**Exercise requirements**
Print out every line, exactly as written.

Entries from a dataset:

>> begin

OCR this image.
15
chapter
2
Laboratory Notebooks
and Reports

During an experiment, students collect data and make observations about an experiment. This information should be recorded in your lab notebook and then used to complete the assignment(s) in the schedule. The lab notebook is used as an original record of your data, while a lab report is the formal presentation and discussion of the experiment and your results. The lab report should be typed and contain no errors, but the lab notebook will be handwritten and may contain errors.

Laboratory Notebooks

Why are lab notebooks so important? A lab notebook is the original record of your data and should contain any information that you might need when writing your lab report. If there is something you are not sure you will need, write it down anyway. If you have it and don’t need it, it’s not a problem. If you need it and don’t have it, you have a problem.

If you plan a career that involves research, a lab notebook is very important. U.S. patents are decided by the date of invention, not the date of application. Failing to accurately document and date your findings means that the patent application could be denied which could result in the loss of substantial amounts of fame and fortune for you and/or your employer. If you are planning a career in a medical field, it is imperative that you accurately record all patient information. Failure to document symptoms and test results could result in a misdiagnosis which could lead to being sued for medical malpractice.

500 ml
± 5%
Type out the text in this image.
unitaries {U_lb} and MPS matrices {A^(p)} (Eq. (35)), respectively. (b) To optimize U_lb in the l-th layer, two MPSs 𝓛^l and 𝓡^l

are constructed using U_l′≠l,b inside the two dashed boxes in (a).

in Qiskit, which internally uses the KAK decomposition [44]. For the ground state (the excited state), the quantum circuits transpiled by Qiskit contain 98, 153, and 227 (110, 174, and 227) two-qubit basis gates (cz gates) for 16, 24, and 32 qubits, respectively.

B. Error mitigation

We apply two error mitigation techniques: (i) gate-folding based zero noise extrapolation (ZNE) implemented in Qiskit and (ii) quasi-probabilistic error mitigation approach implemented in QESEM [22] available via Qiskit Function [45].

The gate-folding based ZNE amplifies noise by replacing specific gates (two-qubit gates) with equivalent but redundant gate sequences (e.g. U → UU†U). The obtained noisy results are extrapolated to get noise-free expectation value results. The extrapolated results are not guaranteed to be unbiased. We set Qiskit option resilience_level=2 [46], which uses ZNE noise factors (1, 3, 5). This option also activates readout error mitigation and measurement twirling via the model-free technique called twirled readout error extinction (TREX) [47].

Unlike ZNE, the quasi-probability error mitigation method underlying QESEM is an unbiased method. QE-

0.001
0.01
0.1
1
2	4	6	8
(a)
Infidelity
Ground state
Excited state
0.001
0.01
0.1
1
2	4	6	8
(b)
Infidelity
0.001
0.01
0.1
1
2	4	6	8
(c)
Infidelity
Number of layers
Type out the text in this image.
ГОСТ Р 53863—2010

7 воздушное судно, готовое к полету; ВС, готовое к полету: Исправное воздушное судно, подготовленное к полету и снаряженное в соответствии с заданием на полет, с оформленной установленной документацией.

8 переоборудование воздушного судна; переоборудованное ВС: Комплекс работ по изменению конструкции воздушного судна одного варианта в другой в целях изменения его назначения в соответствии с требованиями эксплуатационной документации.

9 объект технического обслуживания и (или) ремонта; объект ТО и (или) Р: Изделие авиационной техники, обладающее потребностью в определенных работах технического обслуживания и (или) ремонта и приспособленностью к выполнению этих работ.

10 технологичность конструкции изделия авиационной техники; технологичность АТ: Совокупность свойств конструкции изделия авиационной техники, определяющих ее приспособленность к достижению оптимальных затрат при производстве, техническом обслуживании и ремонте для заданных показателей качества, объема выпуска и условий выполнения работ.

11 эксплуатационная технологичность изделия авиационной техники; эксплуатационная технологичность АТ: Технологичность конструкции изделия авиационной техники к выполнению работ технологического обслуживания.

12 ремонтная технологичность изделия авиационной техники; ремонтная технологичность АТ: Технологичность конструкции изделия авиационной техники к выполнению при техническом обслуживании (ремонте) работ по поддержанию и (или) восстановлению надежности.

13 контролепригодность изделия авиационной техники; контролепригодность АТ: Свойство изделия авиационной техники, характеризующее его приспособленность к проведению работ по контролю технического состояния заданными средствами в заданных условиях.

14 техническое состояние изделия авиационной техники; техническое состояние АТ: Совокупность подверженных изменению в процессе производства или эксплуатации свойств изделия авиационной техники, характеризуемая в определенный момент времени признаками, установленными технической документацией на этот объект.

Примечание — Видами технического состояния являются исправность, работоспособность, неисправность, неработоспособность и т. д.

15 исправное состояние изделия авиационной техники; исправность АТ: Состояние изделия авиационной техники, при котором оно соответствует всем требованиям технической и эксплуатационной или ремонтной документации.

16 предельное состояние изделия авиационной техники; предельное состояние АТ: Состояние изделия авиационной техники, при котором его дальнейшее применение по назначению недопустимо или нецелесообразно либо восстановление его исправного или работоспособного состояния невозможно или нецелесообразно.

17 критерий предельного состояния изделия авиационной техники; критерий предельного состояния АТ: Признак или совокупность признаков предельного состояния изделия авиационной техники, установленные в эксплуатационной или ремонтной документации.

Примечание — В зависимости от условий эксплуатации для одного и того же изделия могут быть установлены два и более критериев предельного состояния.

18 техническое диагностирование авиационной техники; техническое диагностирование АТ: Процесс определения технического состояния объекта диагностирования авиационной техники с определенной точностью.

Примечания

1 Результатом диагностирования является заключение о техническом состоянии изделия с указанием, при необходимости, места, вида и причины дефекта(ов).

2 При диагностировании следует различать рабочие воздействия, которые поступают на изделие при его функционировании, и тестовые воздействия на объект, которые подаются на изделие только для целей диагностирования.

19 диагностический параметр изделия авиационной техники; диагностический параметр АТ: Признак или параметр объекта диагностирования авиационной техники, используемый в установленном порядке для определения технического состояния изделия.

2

>> end

**Exercise output**
OCR this image.
15
chapter
2
Laboratory Notebooks
and Reports

During an experiment, students collect data and make observations about an experiment. This information should be recorded in your lab notebook and then used to complete the assignment(s) in the schedule. The lab notebook is used as an original record of your data, while a lab report is the formal presentation and discussion of the experiment and your results. The lab report should be typed and contain no errors, but the lab notebook will be handwritten and may contain errors.

Laboratory Notebooks

Why are lab notebooks so important? A lab notebook is the original record of your data and should contain any information that you might need when writing your lab report. If there is something you are not sure you will need, write it down anyway. If you have it and don’t need it, it’s not a problem. If you need it and don’t have it, you have a problem.

If you plan a career that involves research, a lab notebook is very important. U.S. patents are decided by the date of invention, not the date of application. Failing to accurately document and date your findings means that the patent application could be denied which could result in the loss of substantial amounts of fame and fortune for you and/or your employer. If you are planning a career in a medical field, it is imperative that you accurately record all patient information. Failure to document symptoms and test results could result in a misdiagnosis which could lead to being sued for medical malpractice.

500 ml
± 5%
Type out the text in this image.
unitaries {U_lb} and MPS matrices {A^(p)} (Eq. (35)), respectively. (b) To optimize U_lb in the l-th layer, two MPSs 𝓛^l and 𝓡^l

are constructed using U_l′≠l,b inside the two dashed boxes in (a).

in Qiskit, which internally uses the KAK decomposition [44]. For the ground state (the excited state), the quantum circuits transpiled by Qiskit contain 98, 153, and 227 (110, 174, and 227) two-qubit basis gates (cz gates) for 16, 24, and 32 qubits, respectively.

B. Error mitigation

We apply two error mitigation techniques: (i) gate-folding based zero noise extrapolation (ZNE) implemented in Qiskit and (ii) quasi-probabilistic error mitigation approach implemented in QESEM [22] available via Qiskit Function [45].

The gate-folding based ZNE amplifies noise by replacing specific gates (two-qubit gates) with equivalent but redundant gate sequences (e.g. U → UU†U). The obtained noisy results are extrapolated to get noise-free expectation value results. The extrapolated results are not guaranteed to be unbiased. We set Qiskit option resilience_level=2 [46], which uses ZNE noise factors (1, 3, 5). This option also activates readout error mitigation and measurement twirling via the model-free technique called twirled readout error extinction (TREX) [47].

Unlike ZNE, the quasi-probability error mitigation method underlying QESEM is an unbiased method. QE-

0.001
0.01
0.1
1
2	4	6	8
(a)
Infidelity
Ground state
Excited state
0.001
0.01
0.1
1
2	4	6	8
(b)
Infidelity
0.001
0.01
0.1
1
2	4	6	8
(c)
Infidelity
Number of layers
Type out the text in this image.
ГОСТ Р 53863—2010

7 воздушное судно, готовое к полету; ВС, готовое к полету: Исправное воздушное судно, подготовленное к полету и снаряженное в соответствии с заданием на полет, с оформленной установленной документацией.

8 переоборудование воздушного судна; переоборудованное ВС: Комплекс работ по изменению конструкции воздушного судна одного варианта в другой в целях изменения его назначения в соответствии с требованиями эксплуатационной документации.

9 объект технического обслуживания и (или) ремонта; объект ТО и (или) Р: Изделие авиационной техники, обладающее потребностью в определенных работах технического обслуживания и (или) ремонта и приспособленностью к выполнению этих работ.

10 технологичность конструкции изделия авиационной техники; технологичность АТ: Совокупность свойств конструкции изделия авиационной техники, определяющих ее приспособленность к достижению оптимальных затрат при производстве, техническом обслуживании и ремонте для заданных показателей качества, объема выпуска и условий выполнения работ.

11 эксплуатационная технологичность изделия авиационной техники; эксплуатационная технологичность АТ: Технологичность конструкции изделия авиационной техники к выполнению работ технологического обслуживания.

12 ремонтная технологичность изделия авиационной техники; ремонтная технологичность АТ: Технологичность конструкции изделия авиационной техники к выполнению при техническом обслуживании (ремонте) работ по поддержанию и (или) восстановлению надежности.

13 контролепригодность изделия авиационной техники; контролепригодность АТ: Свойство изделия авиационной техники, характеризующее его приспособленность к проведению работ по контролю технического состояния заданными средствами в заданных условиях.

14 техническое состояние изделия авиационной техники; техническое состояние АТ: Совокупность подверженных изменению в процессе производства или эксплуатации свойств изделия авиационной техники, характеризуемая в определенный момент времени признаками, установленными технической документацией на этот объект.

Примечание — Видами технического состояния являются исправность, работоспособность, неисправность, неработоспособность и т. д.

15 исправное состояние изделия авиационной техники; исправность АТ: Состояние изделия авиационной техники, при котором оно соответствует всем требованиям технической и эксплуатационной или ремонтной документации.

16 предельное состояние изделия авиационной техники; предельное состояние АТ: Состояние изделия авиационной техники, при котором его дальнейшее применение по назначению недопустимо или нецелесообразно либо восстановление его исправного или работоспособного состояния невозможно или нецелесообразно.

17 критерий предельного состояния изделия авиационной техники; критерий предельного состояния АТ: Признак или совокупность признаков предельного состояния изделия авиационной техники, установленные в эксплуатационной или ремонтной документации.

Примечание — В зависимости от условий эксплуатации для одного и того же изделия могут быть установлены два и более критериев предельного состояния.

18 техническое диагностирование авиационной техники; техническое диагностирование АТ: Процесс определения технического состояния объекта диагностирования авиационной техники с определенной точностью.

Примечания

1 Результатом диагностирования является заключение о техническом состоянии изделия с указанием, при необходимости, места, вида и причины дефекта(ов).

2 При диагностировании следует различать рабочие воздействия, которые поступают на изделие при его функционировании, и тестовые воздействия на объект, которые подаются на изделие только для целей диагностирования.

19 диагностический параметр изделия авиационной техники; диагностический параметр АТ: Признак или параметр объекта диагностирования авиационной техники, используемый в установленном порядке для определения технического состояния изделия.

2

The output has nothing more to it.